ミロンガのDJは、同じオーケストラの近い時代の曲を、4曲または3曲ずつ連続で流し、その曲群のことを「タンダ Tanda」と呼ぶ。タンダとタンダの間には、ジャズやロックなど他ジャンルの曲をかける。これはコルティナ(Cortina ”カーテン、幕”のこと)と呼ばれ、1タンダが終わった合図となり、フロアのカップルはアブラソを解いて各々の席へ戻る。そしてまた次のタンダが始まり、カベセオがフロアを飛び交う。

ちなみに、コルティナがかかっている時にはカベセオは行わない。必ずタンダが始まってから、曲を聞いてから誘う。実はミロンガには他にも細かいルールがたくさんあり、ここには書ききれないので今後少しずつ紹介していく。

ルールを面倒くさがらずに楽しめるかどうかが、タンゴライフを続ける上で結構重要だと最近感じている。


ミロンガへの憧憬とは何か

当マガジン「明日のタンゴ」の目的の一つは、タンゴの認知度をあげることなのだけれど、このルールだらけのミロンガの一体何が楽しいの?と聞かれそうだ。

ミロンガの楽しみ方は十人十色という前提で、私の個人的な感覚だけ伝えるとすれば、他人と抱き合って3分間(1曲の平均的な長さ)、全てを忘れて互いの感覚と音楽に集中できると、「ああ!もう一回!」と中毒的にハマっていく気がする。服装だのカベセオだのはそこに至るまでの準備運動だ。(誤解の無いよう補足するけれど、準備運動はめちゃめちゃ重要。)

* **記録一覧**
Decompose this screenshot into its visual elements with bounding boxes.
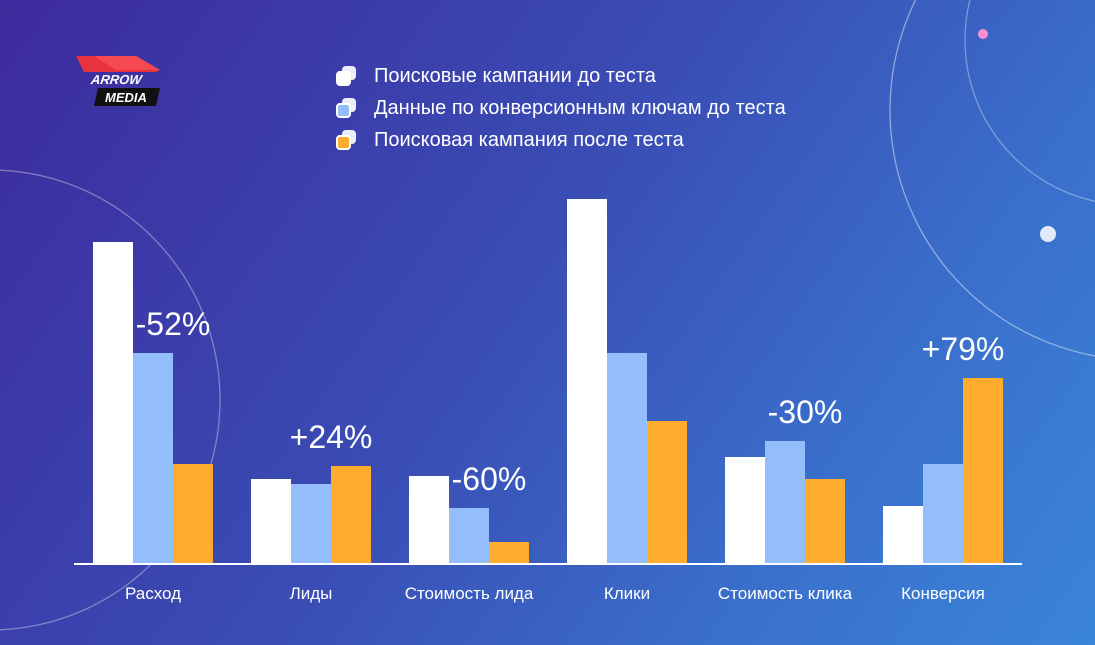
- bar-1-series-1: [93, 242, 133, 564]
- bar-5-series-2: [765, 441, 805, 564]
- bar-3-series-1: [409, 476, 449, 564]
- change-label: +24%: [290, 419, 373, 455]
- bar-4-series-3: [647, 421, 687, 564]
- annotations-layer: -52% +24% -60% -30% +79%: [136, 306, 1005, 497]
- bar-1-series-3: [173, 464, 213, 564]
- bar-6-series-2: [923, 464, 963, 564]
- change-label: -52%: [136, 306, 211, 342]
- legend-label: Данные по конверсионным ключам до теста: [374, 96, 786, 119]
- x-tick-label: Стоимость лида: [405, 584, 534, 603]
- bar-4-series-2: [607, 353, 647, 564]
- bar-2-series-2: [291, 484, 331, 564]
- change-label: -60%: [452, 461, 527, 497]
- legend-label: Поисковые кампании до теста: [374, 64, 656, 87]
- arrow-media-logo: ARROW MEDIA: [76, 54, 168, 110]
- change-label: -30%: [768, 394, 843, 430]
- x-tick-label: Конверсия: [901, 584, 985, 603]
- bar-5-series-3: [805, 479, 845, 564]
- legend-square-icon: [334, 64, 358, 88]
- decor-arc-right-inner: [964, 0, 1095, 202]
- chart-legend: Поисковые кампании до теста Данные по ко…: [334, 60, 786, 156]
- x-tick-label: Лиды: [290, 584, 333, 603]
- decor-dot-white: [1040, 226, 1056, 242]
- bar-2-series-3: [331, 466, 371, 564]
- decor-dot-pink: [978, 29, 988, 39]
- decor: [0, 0, 1095, 631]
- bar-6-series-3: [963, 378, 1003, 564]
- bar-1-series-2: [133, 353, 173, 564]
- bar-6-series-1: [883, 506, 923, 564]
- x-tick-label: Клики: [604, 584, 650, 603]
- x-tick-label: Стоимость клика: [718, 584, 853, 603]
- change-label: +79%: [922, 331, 1005, 367]
- bar-3-series-2: [449, 508, 489, 564]
- decor-arc-left: [0, 169, 221, 631]
- bar-3-series-3: [489, 542, 529, 564]
- logo-line1: ARROW: [89, 72, 144, 87]
- x-axis-labels: Расход Лиды Стоимость лида Клики Стоимость к…: [125, 584, 985, 603]
- decor-arc-right: [889, 0, 1095, 357]
- legend-square-icon: [334, 128, 358, 152]
- logo-line2: MEDIA: [105, 90, 147, 105]
- legend-item-after: Поисковая кампания после теста: [334, 124, 786, 156]
- bar-2-series-1: [251, 479, 291, 564]
- legend-square-icon: [334, 96, 358, 120]
- legend-item-before: Поисковые кампании до теста: [334, 60, 786, 92]
- legend-label: Поисковая кампания после теста: [374, 128, 684, 151]
- x-tick-label: Расход: [125, 584, 181, 603]
- legend-item-keys: Данные по конверсионным ключам до теста: [334, 92, 786, 124]
- bar-4-series-1: [567, 199, 607, 564]
- bar-5-series-1: [725, 457, 765, 564]
- bars-layer: [93, 199, 1003, 564]
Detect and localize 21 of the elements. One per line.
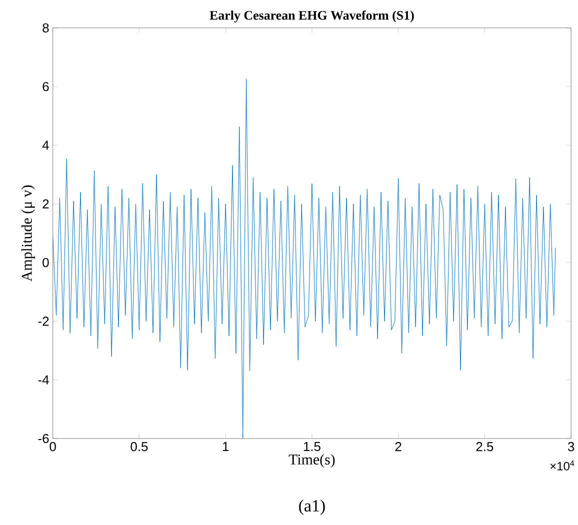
chart-title: Early Cesarean EHG Waveform (S1) bbox=[210, 10, 414, 22]
line-series bbox=[52, 78, 556, 438]
x-tick-label: 2 bbox=[395, 442, 402, 451]
y-tick-label: 6 bbox=[42, 82, 49, 92]
x-tick-label: 2.5 bbox=[476, 442, 494, 452]
y-tick-label: -2 bbox=[38, 316, 49, 326]
x-tick-label: 3 bbox=[568, 442, 574, 452]
y-tick-label: 8 bbox=[42, 23, 49, 32]
x-tick-label: 0.5 bbox=[130, 442, 148, 452]
x-tick-label: 1 bbox=[222, 442, 229, 451]
y-axis-title: Amplitude (μ v) bbox=[21, 185, 35, 282]
y-tick-label: -6 bbox=[38, 434, 49, 443]
y-tick-label: -4 bbox=[38, 375, 49, 384]
text: (a1) bbox=[299, 499, 325, 515]
x-axis-title: Time(s) bbox=[288, 454, 335, 468]
x-tick-label: 1.5 bbox=[304, 442, 320, 451]
text: ×10$^{4}$ bbox=[550, 460, 574, 470]
y-tick-label: 4 bbox=[42, 140, 49, 150]
x-tick-label: 0 bbox=[50, 442, 56, 452]
y-tick-label: 2 bbox=[42, 199, 49, 208]
y-tick-label: 0 bbox=[42, 258, 49, 268]
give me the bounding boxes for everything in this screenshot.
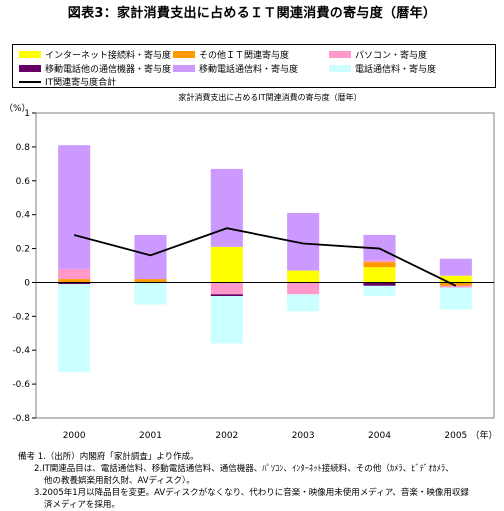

* **行う作業**
1. ミロンガについての文章によると、タンダとタンダの間にかけるジャズやロックなど他ジャンルの曲は何と呼ばれていますか。
2. ミロンガについての文章を、最後の文の後から書き継いでください。

* **作業の結果**
1. コルティナと呼ばれます。

2.
一人で動く場合は自分の筋力や技術、その日の気分で踊り(出力)が決まるのだけれど、タンゴはペアダンスなので入力値が多い分、出力の予測が難しい。もちろん男性はリード・女性はフォローという関係があるので、熟練のリーダーと踊ってもらう場合は自分も良い踊りができて気分が良いのだけれど、それだけではない。音の拾い方や抱き合う強さ、呼吸の深さ、いろんな部分で「合う」とか「合わない」とか「自分とは違うけど面白い」とか、発見の連続だ。

ミロンガへの憧憬とは、その不確実性に対する怖いもの見たさ、憧れなのだと思う。予測不可能なので、もちろん全然うまくいかなくて気分悪く終わる夜もある。出力の振れ幅が大きいものにハマっていくというのはギャンブルと同じ?




ひとまず、ミロンガの概論は今回で終了。まだまだ書ききれなかった個人的なエピソードや細かいヘンテコルールについては今後各論として書いていく予定。